* [Exercise prompt] Filter the entries, keeping every line with the word "JSON".

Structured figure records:

☆ ☆ ☆

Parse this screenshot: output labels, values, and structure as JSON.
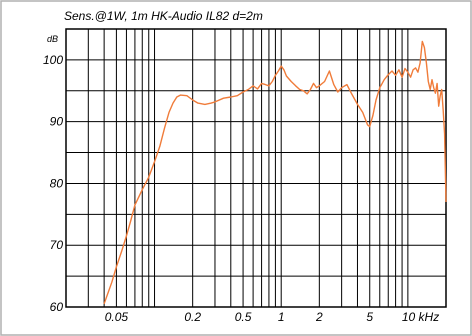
{
  "chart_data": {
    "type": "line",
    "title": "Sens.@1W, 1m HK-Audio IL82  d=2m",
    "ylabel": "dB",
    "xlabel": "",
    "x_scale": "log",
    "xlim": [
      0.02,
      20
    ],
    "ylim": [
      60,
      105
    ],
    "grid": true,
    "y_ticks": [
      {
        "value": 60,
        "label": "60"
      },
      {
        "value": 70,
        "label": "70"
      },
      {
        "value": 80,
        "label": "80"
      },
      {
        "value": 90,
        "label": "90"
      },
      {
        "value": 100,
        "label": "100"
      }
    ],
    "x_ticks": [
      {
        "value": 0.05,
        "label": "0.05"
      },
      {
        "value": 0.2,
        "label": "0.2"
      },
      {
        "value": 0.5,
        "label": "0.5"
      },
      {
        "value": 1,
        "label": "1"
      },
      {
        "value": 2,
        "label": "2"
      },
      {
        "value": 5,
        "label": "5"
      },
      {
        "value": 10,
        "label": "10 kHz"
      }
    ],
    "colors": {
      "curve": "#f07c3a",
      "grid": "#000000",
      "frame": "#000000",
      "outer_border": "#b0b0b0"
    },
    "series": [
      {
        "name": "",
        "x": [
          0.04,
          0.046,
          0.05,
          0.055,
          0.06,
          0.065,
          0.07,
          0.08,
          0.09,
          0.1,
          0.11,
          0.12,
          0.13,
          0.14,
          0.15,
          0.16,
          0.18,
          0.2,
          0.22,
          0.25,
          0.28,
          0.3,
          0.35,
          0.4,
          0.45,
          0.5,
          0.55,
          0.6,
          0.65,
          0.7,
          0.75,
          0.8,
          0.85,
          0.9,
          0.95,
          1.0,
          1.05,
          1.1,
          1.2,
          1.3,
          1.4,
          1.5,
          1.6,
          1.7,
          1.8,
          1.9,
          2.0,
          2.2,
          2.4,
          2.6,
          2.8,
          3.0,
          3.3,
          3.6,
          4.0,
          4.4,
          4.8,
          5.0,
          5.3,
          5.6,
          6.0,
          6.5,
          7.0,
          7.5,
          8.0,
          8.5,
          9.0,
          9.5,
          10.0,
          10.5,
          11.0,
          11.5,
          12.0,
          12.5,
          13.0,
          13.5,
          14.0,
          14.5,
          15.0,
          15.5,
          16.0,
          16.5,
          17.0,
          17.5,
          18.0,
          18.5,
          19.0,
          19.5,
          20.0
        ],
        "y": [
          60.5,
          64,
          66.5,
          69,
          71.5,
          74,
          76.5,
          79,
          81,
          83.5,
          86,
          89,
          91.5,
          93,
          94,
          94.3,
          94.2,
          93.5,
          93,
          92.8,
          93,
          93.2,
          93.8,
          94,
          94.2,
          94.8,
          95.2,
          95.8,
          95.3,
          96.2,
          96,
          95.8,
          96.5,
          97.5,
          98.2,
          99,
          98.4,
          97.4,
          96.5,
          95.8,
          95.2,
          95,
          94.5,
          95.2,
          96.2,
          95.5,
          95.8,
          96.5,
          98.2,
          96,
          94.8,
          95.5,
          96,
          94.5,
          92.8,
          91.5,
          89.5,
          89.2,
          91,
          93.5,
          95.5,
          96.8,
          97.6,
          98.2,
          97.5,
          98.4,
          97.2,
          98.6,
          98,
          97.2,
          98.4,
          98.7,
          98,
          99.5,
          103,
          102,
          99.5,
          96.5,
          95.2,
          96.8,
          95.5,
          94.6,
          96.2,
          92.5,
          94.2,
          95.2,
          91.8,
          88,
          77
        ]
      }
    ]
  }
}
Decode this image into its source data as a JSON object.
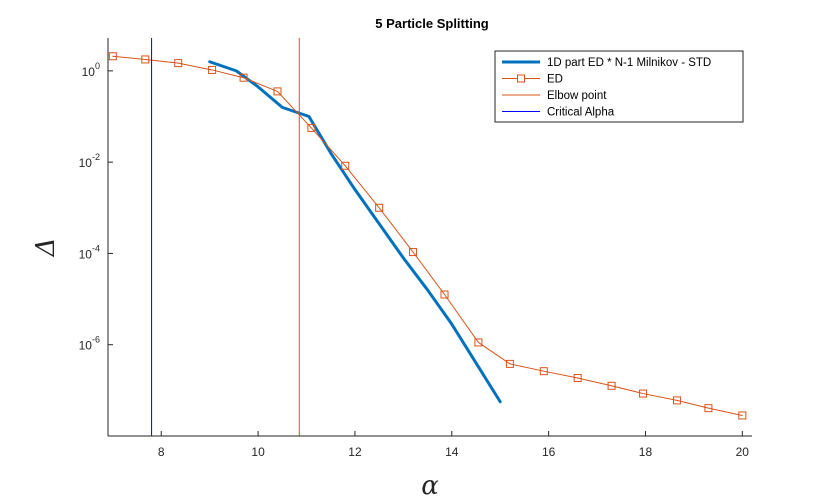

☆ ☆ ☆

* [Response]
Parse this screenshot: output labels, values, and structure as JSON.
Decode this image into its source data as a JSON object.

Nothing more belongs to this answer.